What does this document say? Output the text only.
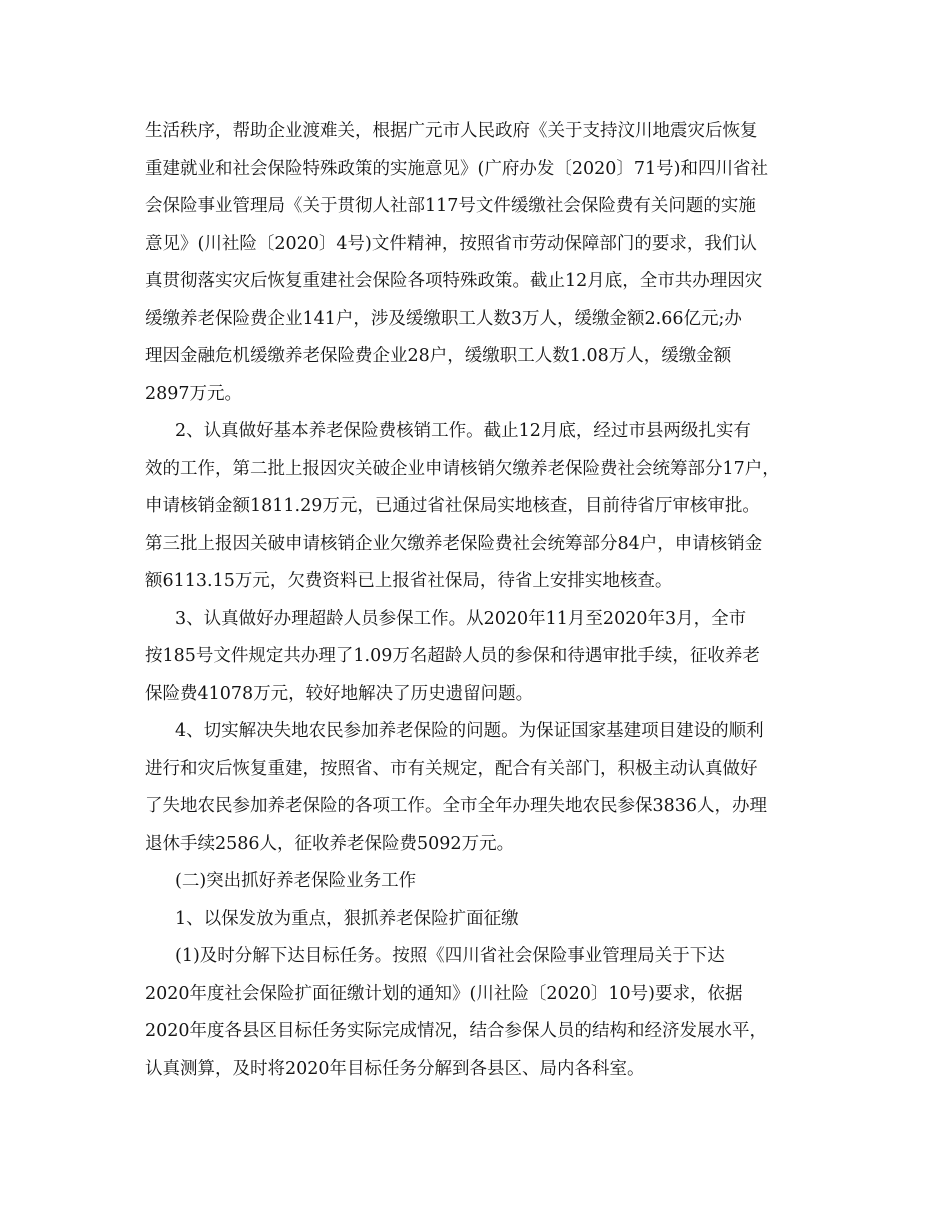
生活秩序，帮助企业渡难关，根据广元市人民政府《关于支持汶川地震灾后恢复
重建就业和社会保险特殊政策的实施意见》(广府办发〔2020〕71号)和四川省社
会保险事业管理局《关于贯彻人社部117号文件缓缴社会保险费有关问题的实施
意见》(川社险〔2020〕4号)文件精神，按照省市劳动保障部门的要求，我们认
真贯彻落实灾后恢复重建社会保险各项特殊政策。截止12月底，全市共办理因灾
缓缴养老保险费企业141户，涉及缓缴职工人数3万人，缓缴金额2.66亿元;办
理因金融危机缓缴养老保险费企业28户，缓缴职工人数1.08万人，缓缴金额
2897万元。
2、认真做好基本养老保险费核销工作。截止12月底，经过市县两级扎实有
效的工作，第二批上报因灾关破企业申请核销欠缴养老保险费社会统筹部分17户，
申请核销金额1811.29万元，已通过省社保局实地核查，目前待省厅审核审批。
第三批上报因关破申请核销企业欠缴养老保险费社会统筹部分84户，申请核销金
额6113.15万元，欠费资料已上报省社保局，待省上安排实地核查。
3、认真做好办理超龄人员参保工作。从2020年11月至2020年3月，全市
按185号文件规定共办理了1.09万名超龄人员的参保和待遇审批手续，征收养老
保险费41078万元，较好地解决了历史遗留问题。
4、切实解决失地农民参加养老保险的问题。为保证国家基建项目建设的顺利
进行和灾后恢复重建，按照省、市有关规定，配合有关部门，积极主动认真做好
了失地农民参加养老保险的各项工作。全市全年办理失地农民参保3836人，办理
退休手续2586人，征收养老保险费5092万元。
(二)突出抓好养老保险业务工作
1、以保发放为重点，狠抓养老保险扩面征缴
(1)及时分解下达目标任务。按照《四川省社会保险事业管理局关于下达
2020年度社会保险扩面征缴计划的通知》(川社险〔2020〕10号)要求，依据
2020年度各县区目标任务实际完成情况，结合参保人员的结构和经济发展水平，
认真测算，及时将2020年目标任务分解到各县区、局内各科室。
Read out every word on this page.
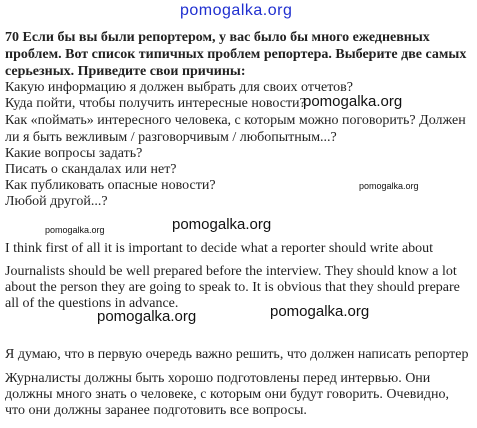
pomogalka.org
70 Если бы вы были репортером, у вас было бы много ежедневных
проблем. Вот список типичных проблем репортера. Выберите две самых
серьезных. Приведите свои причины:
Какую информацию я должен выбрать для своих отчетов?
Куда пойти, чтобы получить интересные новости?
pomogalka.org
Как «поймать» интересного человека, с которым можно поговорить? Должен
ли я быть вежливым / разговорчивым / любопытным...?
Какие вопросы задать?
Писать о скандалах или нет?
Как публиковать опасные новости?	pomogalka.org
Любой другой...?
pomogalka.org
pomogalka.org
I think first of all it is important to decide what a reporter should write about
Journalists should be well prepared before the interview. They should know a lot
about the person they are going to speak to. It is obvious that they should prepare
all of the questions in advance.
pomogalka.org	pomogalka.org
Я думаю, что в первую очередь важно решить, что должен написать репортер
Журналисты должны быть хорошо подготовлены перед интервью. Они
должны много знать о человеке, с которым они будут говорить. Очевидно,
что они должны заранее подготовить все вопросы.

DIRECTIONS FOR THIS TASK:
Skip the pictures and write out exactly the lines from the line containing "Read out every word on this page." through the end of the listing above.

EXPECTED OUTPUT:
Read out every word on this page.
pomogalka.org
70 Если бы вы были репортером, у вас было бы много ежедневных
проблем. Вот список типичных проблем репортера. Выберите две самых
серьезных. Приведите свои причины:
Какую информацию я должен выбрать для своих отчетов?
Куда пойти, чтобы получить интересные новости?
pomogalka.org
Как «поймать» интересного человека, с которым можно поговорить? Должен
ли я быть вежливым / разговорчивым / любопытным...?
Какие вопросы задать?
Писать о скандалах или нет?
Как публиковать опасные новости?	pomogalka.org
Любой другой...?
pomogalka.org
pomogalka.org
I think first of all it is important to decide what a reporter should write about
Journalists should be well prepared before the interview. They should know a lot
about the person they are going to speak to. It is obvious that they should prepare
all of the questions in advance.
pomogalka.org	pomogalka.org
Я думаю, что в первую очередь важно решить, что должен написать репортер
Журналисты должны быть хорошо подготовлены перед интервью. Они
должны много знать о человеке, с которым они будут говорить. Очевидно,
что они должны заранее подготовить все вопросы.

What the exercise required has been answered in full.